## The task
Collect all lines from the listing that include the string "faster".

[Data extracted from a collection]

____

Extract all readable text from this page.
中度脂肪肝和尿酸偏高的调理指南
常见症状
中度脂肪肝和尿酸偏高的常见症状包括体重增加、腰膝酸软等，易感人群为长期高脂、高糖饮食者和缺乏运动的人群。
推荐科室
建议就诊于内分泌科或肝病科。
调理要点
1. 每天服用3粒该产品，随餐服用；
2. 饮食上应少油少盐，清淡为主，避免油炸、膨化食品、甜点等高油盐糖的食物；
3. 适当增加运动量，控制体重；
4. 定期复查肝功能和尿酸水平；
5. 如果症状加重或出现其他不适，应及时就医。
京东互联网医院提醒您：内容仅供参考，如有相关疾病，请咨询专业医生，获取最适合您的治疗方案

____

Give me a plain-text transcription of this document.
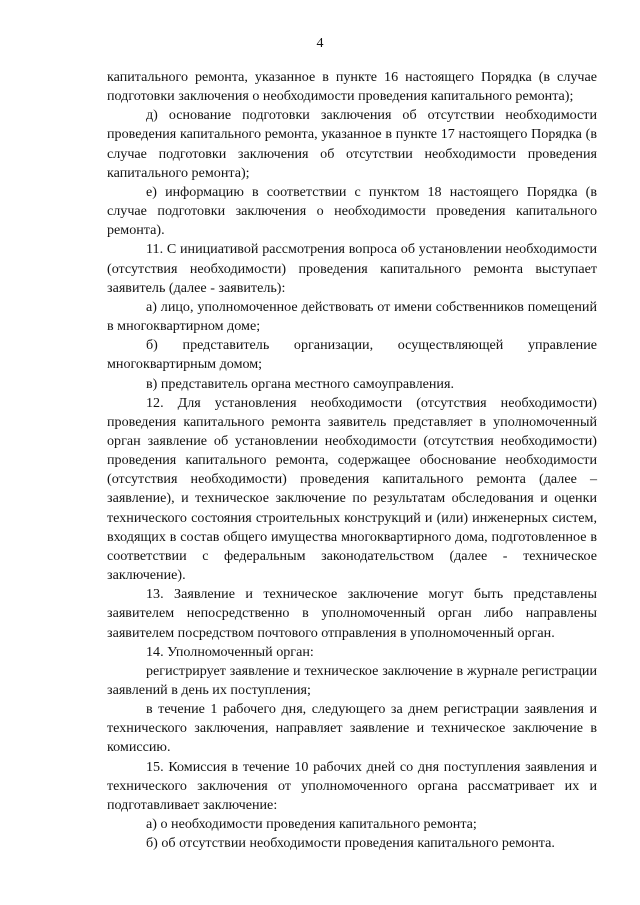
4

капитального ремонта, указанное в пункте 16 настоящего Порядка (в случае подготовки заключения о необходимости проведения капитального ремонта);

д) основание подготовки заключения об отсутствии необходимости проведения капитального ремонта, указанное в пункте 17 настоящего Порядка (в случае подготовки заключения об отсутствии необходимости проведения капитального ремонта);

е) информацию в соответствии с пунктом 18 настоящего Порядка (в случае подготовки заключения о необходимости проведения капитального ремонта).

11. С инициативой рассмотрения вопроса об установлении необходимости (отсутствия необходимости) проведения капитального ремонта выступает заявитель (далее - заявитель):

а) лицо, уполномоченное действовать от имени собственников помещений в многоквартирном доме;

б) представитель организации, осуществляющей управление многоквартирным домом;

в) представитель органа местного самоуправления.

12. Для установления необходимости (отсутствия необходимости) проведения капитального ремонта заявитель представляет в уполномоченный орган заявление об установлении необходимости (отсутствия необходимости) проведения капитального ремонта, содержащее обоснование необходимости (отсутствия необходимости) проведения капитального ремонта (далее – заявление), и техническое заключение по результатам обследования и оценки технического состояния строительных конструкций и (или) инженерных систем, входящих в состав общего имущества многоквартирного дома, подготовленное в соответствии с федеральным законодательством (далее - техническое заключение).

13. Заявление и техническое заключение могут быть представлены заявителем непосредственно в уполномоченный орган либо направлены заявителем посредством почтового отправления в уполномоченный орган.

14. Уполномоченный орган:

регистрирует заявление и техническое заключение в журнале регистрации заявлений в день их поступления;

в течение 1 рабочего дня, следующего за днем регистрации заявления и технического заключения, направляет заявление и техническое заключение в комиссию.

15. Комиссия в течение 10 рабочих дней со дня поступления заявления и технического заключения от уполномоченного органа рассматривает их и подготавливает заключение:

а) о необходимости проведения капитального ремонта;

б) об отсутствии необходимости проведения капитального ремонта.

____

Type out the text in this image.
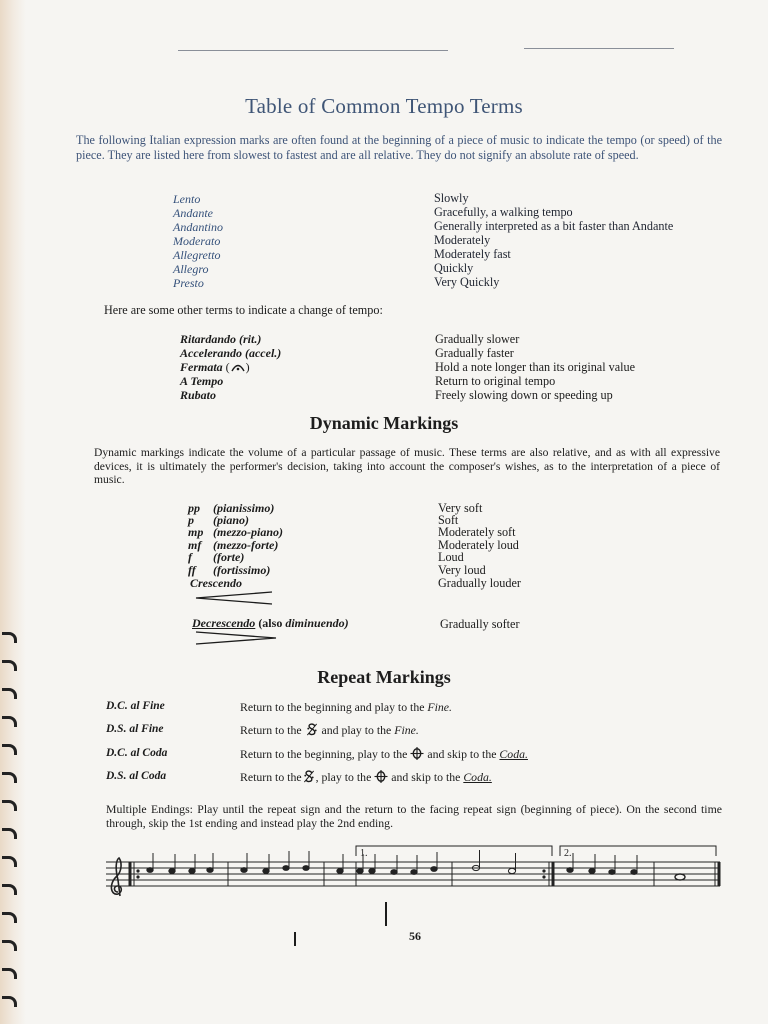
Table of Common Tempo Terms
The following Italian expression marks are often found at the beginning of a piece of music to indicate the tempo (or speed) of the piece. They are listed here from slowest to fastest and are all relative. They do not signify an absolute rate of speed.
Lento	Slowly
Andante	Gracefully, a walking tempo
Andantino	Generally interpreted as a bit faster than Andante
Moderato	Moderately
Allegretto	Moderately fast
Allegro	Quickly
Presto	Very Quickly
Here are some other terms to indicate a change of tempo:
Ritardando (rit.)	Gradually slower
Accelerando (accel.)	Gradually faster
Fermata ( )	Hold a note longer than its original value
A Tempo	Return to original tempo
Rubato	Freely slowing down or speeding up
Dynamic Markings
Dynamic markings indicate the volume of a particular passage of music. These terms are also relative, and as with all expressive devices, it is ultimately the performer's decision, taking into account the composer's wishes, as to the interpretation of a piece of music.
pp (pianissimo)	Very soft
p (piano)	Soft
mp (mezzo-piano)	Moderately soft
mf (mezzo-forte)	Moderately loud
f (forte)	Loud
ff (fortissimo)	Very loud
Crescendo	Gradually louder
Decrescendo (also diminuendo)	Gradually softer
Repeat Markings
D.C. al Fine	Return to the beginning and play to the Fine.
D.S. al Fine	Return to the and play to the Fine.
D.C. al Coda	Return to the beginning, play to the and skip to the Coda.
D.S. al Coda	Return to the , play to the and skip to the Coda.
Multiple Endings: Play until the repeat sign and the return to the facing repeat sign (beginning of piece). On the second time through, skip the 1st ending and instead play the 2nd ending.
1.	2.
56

____

## Reply
Andantino	Generally interpreted as a bit faster than Andante
Accelerando (accel.)	Gradually faster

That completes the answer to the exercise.